━━ Information supplied ━━

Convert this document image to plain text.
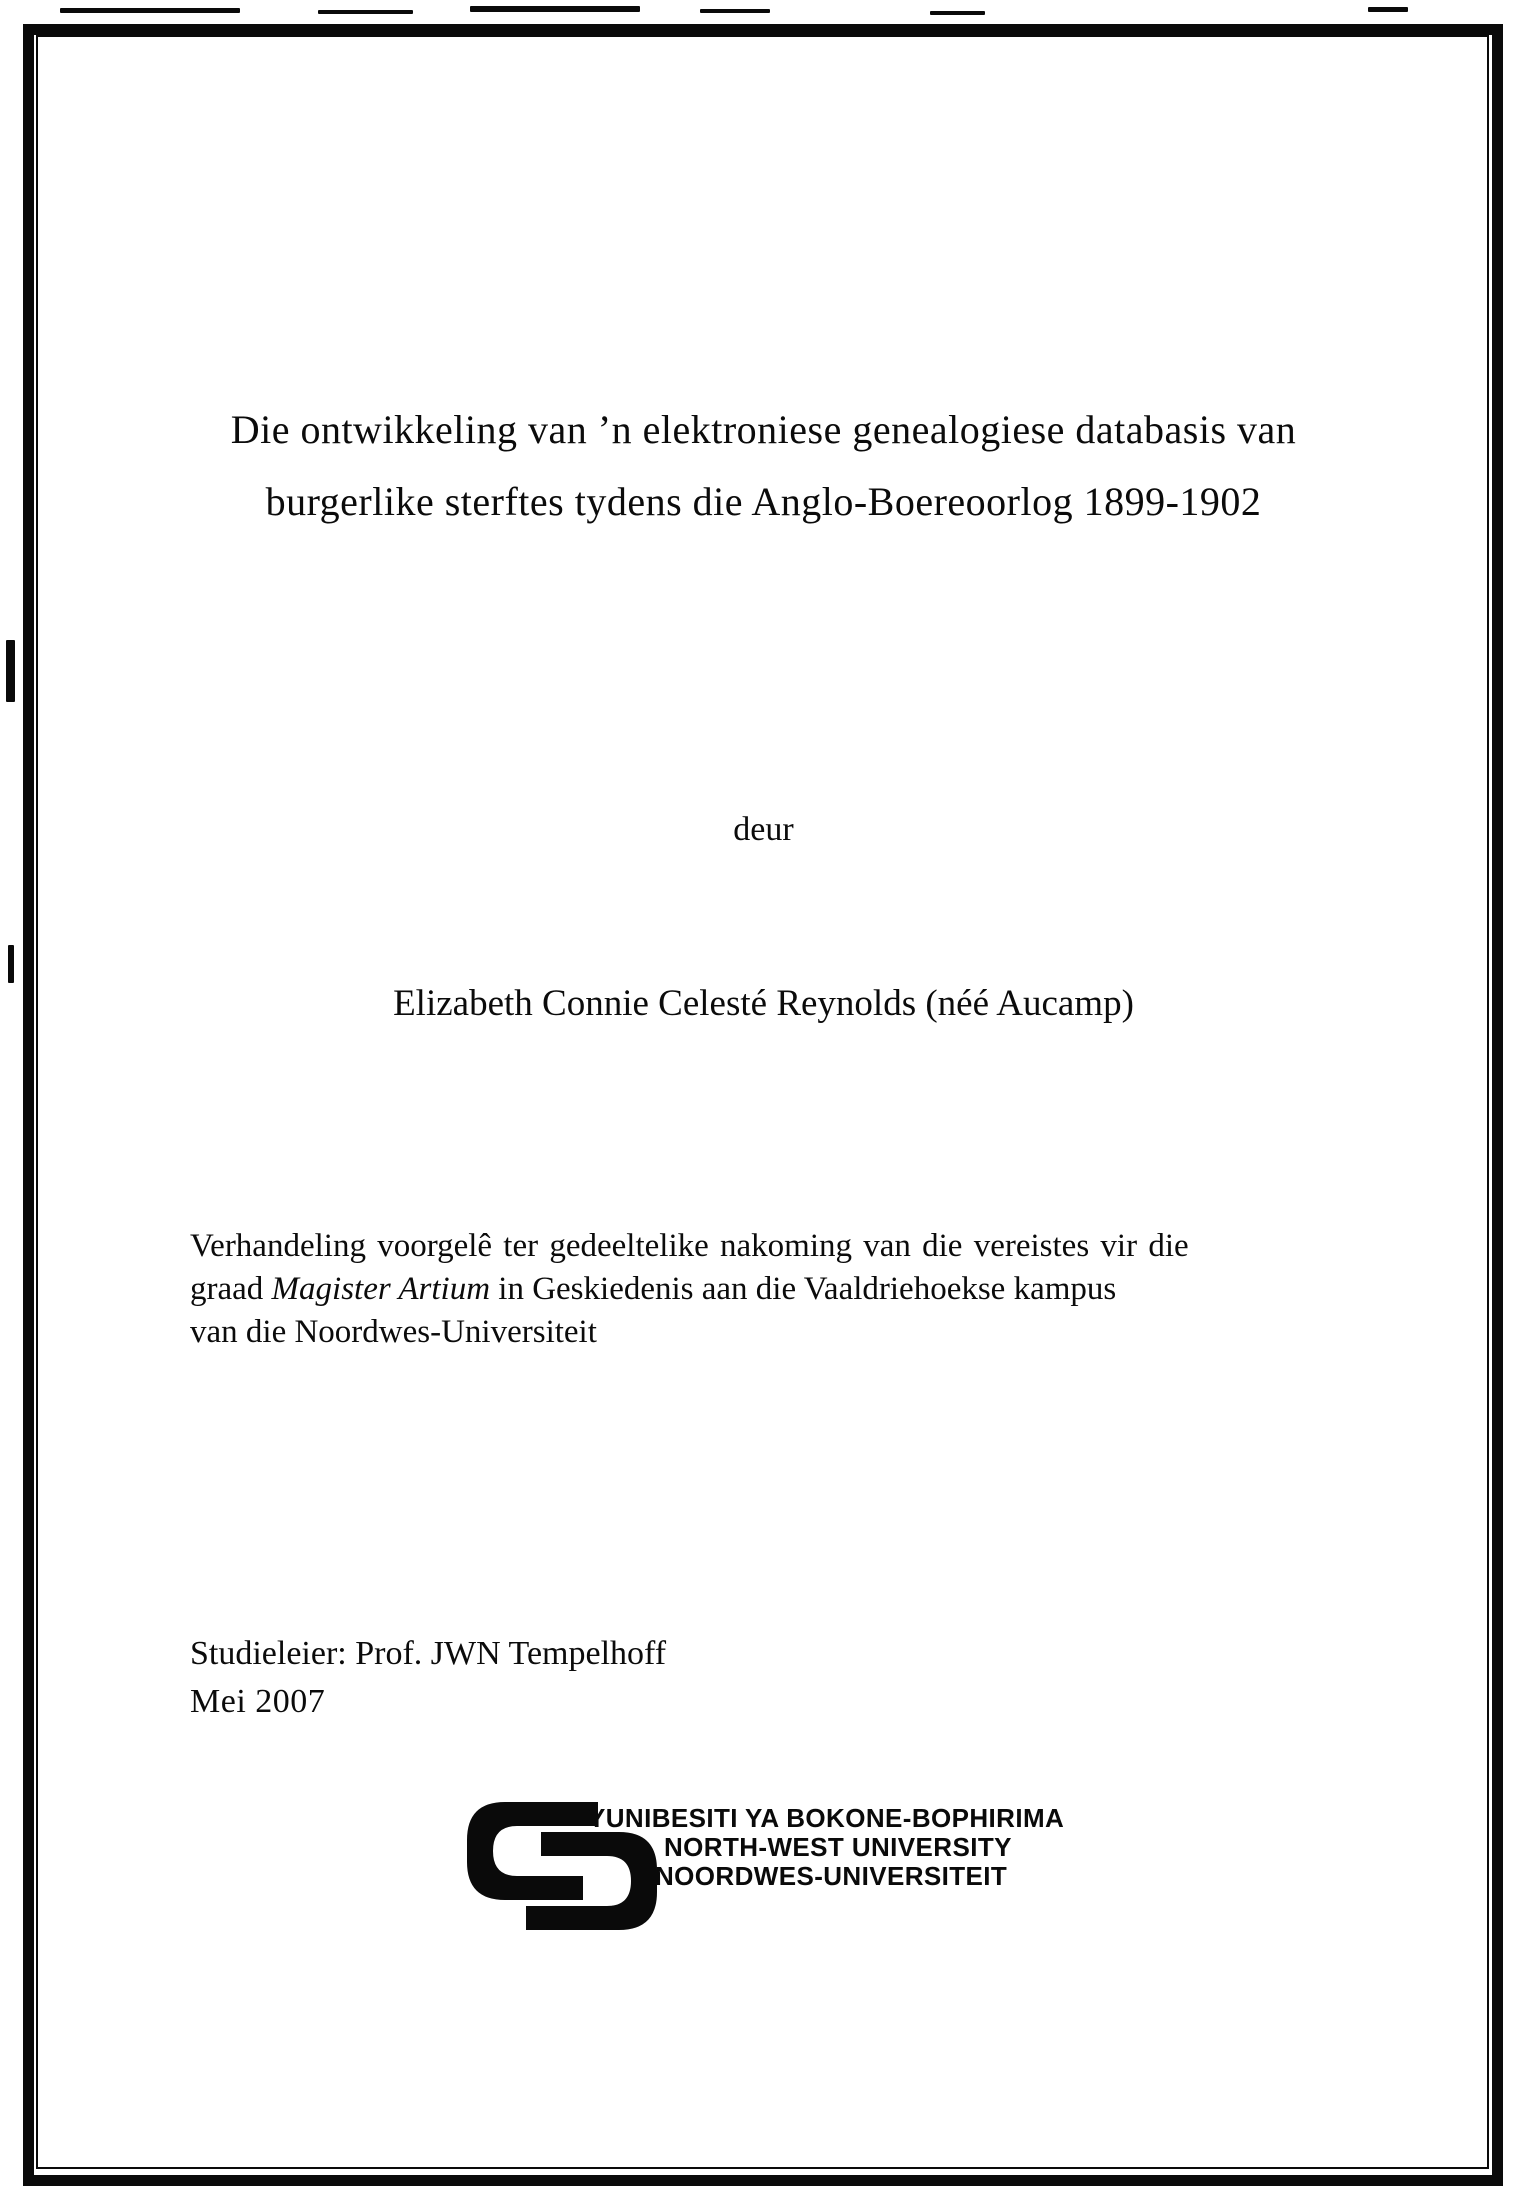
Die ontwikkeling van ’n elektroniese genealogiese databasis van
burgerlike sterftes tydens die Anglo-Boereoorlog 1899-1902
deur
Elizabeth Connie Celesté Reynolds (néé Aucamp)
Verhandeling voorgelê ter gedeeltelike nakoming van die vereistes vir die
graad Magister Artium in Geskiedenis aan die Vaaldriehoekse kampus
van die Noordwes-Universiteit
Studieleier: Prof. JWN Tempelhoff
Mei 2007
YUNIBESITI YA BOKONE-BOPHIRIMA
NORTH-WEST UNIVERSITY
NOORDWES-UNIVERSITEIT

━━━

• [Task goal]:
Omit every picture, then reproduce the rest of the listing exactly.

• [The response]:
Convert this document image to plain text.
Die ontwikkeling van ’n elektroniese genealogiese databasis van
burgerlike sterftes tydens die Anglo-Boereoorlog 1899-1902
deur
Elizabeth Connie Celesté Reynolds (néé Aucamp)
Verhandeling voorgelê ter gedeeltelike nakoming van die vereistes vir die
graad Magister Artium in Geskiedenis aan die Vaaldriehoekse kampus
van die Noordwes-Universiteit
Studieleier: Prof. JWN Tempelhoff
Mei 2007
YUNIBESITI YA BOKONE-BOPHIRIMA
NORTH-WEST UNIVERSITY
NOORDWES-UNIVERSITEIT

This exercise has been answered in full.